Data items
........

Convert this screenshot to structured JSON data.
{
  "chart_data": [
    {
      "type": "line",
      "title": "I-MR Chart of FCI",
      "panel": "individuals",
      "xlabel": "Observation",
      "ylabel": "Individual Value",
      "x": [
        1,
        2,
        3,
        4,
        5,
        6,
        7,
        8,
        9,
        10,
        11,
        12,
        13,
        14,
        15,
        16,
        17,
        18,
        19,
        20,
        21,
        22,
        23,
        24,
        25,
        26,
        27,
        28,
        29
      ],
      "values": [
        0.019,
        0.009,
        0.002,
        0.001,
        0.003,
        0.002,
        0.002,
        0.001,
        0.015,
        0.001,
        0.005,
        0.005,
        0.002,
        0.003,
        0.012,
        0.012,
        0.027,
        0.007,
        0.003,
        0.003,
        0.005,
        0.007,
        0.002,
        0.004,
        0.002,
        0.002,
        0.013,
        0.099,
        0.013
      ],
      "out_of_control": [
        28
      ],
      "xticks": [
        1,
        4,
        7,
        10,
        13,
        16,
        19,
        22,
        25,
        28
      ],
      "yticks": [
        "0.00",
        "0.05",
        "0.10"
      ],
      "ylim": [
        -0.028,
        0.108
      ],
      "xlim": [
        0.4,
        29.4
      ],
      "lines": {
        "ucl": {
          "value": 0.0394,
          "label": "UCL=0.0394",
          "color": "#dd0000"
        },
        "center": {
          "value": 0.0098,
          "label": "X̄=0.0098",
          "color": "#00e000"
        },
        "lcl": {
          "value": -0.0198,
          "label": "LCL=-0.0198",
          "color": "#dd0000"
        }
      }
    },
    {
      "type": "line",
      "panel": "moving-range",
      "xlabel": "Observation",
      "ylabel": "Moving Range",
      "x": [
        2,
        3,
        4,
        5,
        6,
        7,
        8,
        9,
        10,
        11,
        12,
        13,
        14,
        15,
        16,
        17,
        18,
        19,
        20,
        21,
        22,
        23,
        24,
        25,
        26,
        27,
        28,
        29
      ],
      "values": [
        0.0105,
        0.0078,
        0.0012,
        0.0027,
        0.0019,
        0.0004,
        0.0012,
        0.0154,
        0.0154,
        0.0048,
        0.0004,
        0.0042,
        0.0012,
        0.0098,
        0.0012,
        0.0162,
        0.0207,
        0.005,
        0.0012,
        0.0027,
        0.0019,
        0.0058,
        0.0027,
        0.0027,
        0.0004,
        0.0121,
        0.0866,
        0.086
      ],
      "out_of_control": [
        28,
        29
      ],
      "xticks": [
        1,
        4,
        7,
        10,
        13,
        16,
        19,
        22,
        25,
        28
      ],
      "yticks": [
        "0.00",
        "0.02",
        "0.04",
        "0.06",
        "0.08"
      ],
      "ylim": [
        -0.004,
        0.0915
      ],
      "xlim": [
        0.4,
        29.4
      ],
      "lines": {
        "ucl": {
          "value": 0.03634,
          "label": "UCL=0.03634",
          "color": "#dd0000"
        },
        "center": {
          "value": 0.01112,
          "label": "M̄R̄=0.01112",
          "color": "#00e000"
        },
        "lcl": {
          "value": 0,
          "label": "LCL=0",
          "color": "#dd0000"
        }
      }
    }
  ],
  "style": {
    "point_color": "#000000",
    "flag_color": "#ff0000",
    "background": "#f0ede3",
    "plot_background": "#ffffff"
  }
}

........

## EXERCISE GOAL
Check each line of the entries for the string "panel". Copy the lines that have it.

## RESULT
      "panel": "individuals",
      "panel": "moving-range",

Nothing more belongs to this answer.